Exercise brief: Transcribe every line of the records verbatim.

Records to use:
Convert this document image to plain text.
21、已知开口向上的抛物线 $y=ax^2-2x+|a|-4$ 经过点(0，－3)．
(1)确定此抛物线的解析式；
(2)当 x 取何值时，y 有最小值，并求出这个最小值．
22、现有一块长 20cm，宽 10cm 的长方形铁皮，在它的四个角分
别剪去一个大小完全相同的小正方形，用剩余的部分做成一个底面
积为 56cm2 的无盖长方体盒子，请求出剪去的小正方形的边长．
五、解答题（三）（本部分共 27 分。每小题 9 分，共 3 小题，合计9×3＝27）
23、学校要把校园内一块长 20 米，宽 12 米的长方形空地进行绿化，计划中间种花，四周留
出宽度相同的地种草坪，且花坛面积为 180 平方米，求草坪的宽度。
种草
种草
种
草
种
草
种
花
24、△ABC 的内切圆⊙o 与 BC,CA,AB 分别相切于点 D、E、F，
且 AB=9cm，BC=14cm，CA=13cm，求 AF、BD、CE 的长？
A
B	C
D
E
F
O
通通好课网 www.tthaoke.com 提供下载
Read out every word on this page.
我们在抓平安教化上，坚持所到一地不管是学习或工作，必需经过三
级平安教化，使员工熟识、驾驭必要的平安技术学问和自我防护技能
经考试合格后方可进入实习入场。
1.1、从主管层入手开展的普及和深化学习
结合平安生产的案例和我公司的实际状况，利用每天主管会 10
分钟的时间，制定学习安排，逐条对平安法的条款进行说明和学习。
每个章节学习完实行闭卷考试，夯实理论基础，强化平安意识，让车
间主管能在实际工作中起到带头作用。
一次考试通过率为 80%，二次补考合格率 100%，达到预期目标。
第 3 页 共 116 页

Reply:
Convert this document image to plain text.
21、已知开口向上的抛物线 $y=ax^2-2x+|a|-4$ 经过点(0，－3)．
(1)确定此抛物线的解析式；
(2)当 x 取何值时，y 有最小值，并求出这个最小值．
22、现有一块长 20cm，宽 10cm 的长方形铁皮，在它的四个角分
别剪去一个大小完全相同的小正方形，用剩余的部分做成一个底面
积为 56cm2 的无盖长方体盒子，请求出剪去的小正方形的边长．
五、解答题（三）（本部分共 27 分。每小题 9 分，共 3 小题，合计9×3＝27）
23、学校要把校园内一块长 20 米，宽 12 米的长方形空地进行绿化，计划中间种花，四周留
出宽度相同的地种草坪，且花坛面积为 180 平方米，求草坪的宽度。
种草
种草
种
草
种
草
种
花
24、△ABC 的内切圆⊙o 与 BC,CA,AB 分别相切于点 D、E、F，
且 AB=9cm，BC=14cm，CA=13cm，求 AF、BD、CE 的长？
A
B	C
D
E
F
O
通通好课网 www.tthaoke.com 提供下载
Read out every word on this page.
我们在抓平安教化上，坚持所到一地不管是学习或工作，必需经过三
级平安教化，使员工熟识、驾驭必要的平安技术学问和自我防护技能
经考试合格后方可进入实习入场。
1.1、从主管层入手开展的普及和深化学习
结合平安生产的案例和我公司的实际状况，利用每天主管会 10
分钟的时间，制定学习安排，逐条对平安法的条款进行说明和学习。
每个章节学习完实行闭卷考试，夯实理论基础，强化平安意识，让车
间主管能在实际工作中起到带头作用。
一次考试通过率为 80%，二次补考合格率 100%，达到预期目标。
第 3 页 共 116 页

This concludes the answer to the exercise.